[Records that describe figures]
— Start —
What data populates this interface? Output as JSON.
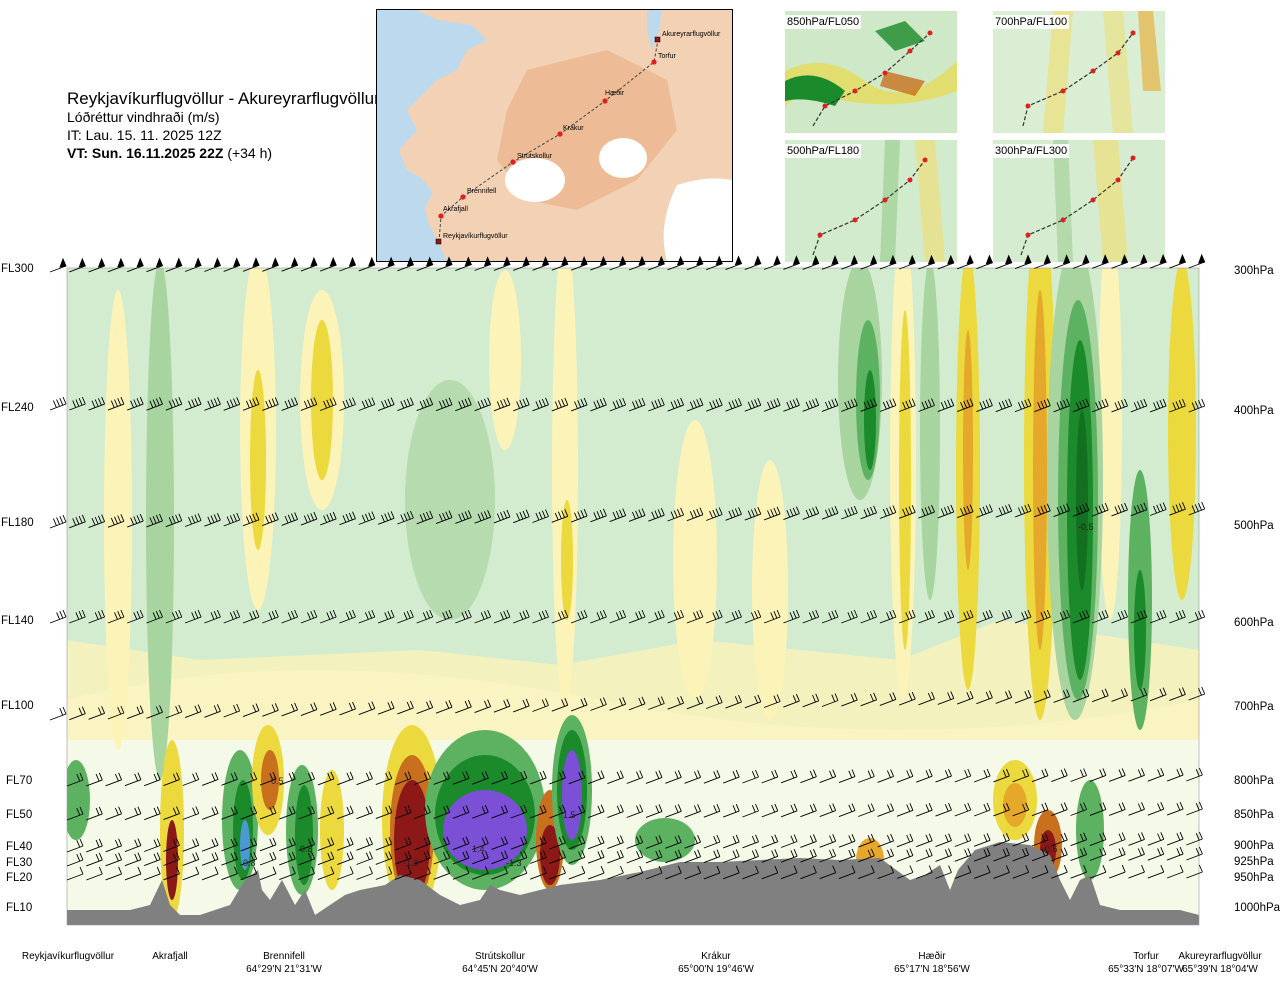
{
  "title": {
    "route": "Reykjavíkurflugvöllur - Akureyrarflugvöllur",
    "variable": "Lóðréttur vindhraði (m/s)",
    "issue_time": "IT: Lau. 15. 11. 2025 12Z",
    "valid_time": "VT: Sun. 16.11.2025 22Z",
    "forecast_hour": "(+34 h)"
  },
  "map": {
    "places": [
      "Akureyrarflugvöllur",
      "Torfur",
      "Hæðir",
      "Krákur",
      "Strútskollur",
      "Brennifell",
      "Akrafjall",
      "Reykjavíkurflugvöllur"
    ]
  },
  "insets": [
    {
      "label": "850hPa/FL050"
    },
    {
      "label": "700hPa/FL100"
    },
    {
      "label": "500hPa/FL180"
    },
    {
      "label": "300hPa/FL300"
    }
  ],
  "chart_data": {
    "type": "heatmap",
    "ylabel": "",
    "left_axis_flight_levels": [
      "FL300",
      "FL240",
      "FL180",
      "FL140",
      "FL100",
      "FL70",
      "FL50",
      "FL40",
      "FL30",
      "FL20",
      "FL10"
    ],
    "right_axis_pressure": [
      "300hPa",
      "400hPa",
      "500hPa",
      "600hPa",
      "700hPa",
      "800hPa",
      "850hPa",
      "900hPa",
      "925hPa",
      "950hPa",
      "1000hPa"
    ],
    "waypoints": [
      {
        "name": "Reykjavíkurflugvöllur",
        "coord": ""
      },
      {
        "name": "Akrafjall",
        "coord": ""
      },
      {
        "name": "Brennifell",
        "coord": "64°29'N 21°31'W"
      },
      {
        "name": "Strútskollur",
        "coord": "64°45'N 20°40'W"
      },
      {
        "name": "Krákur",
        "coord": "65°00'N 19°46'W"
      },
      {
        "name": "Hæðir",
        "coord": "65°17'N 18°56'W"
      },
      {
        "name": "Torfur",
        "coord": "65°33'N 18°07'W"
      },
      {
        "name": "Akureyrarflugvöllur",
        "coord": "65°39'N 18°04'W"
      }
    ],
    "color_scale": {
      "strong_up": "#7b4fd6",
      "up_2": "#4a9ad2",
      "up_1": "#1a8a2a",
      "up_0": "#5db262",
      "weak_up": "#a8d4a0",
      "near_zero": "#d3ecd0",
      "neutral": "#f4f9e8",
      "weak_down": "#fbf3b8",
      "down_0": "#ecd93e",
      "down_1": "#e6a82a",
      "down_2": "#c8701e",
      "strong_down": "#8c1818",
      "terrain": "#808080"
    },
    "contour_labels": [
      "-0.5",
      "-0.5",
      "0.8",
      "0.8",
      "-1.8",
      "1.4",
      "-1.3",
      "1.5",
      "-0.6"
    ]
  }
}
— End —
WHAT IS NEEDED: Look through the data and gather every line with the string "Akureyrarflugvöllur" in it.

RESULT:
    "route": "Reykjavíkurflugvöllur - Akureyrarflugvöllur",
      "Akureyrarflugvöllur",
        "name": "Akureyrarflugvöllur",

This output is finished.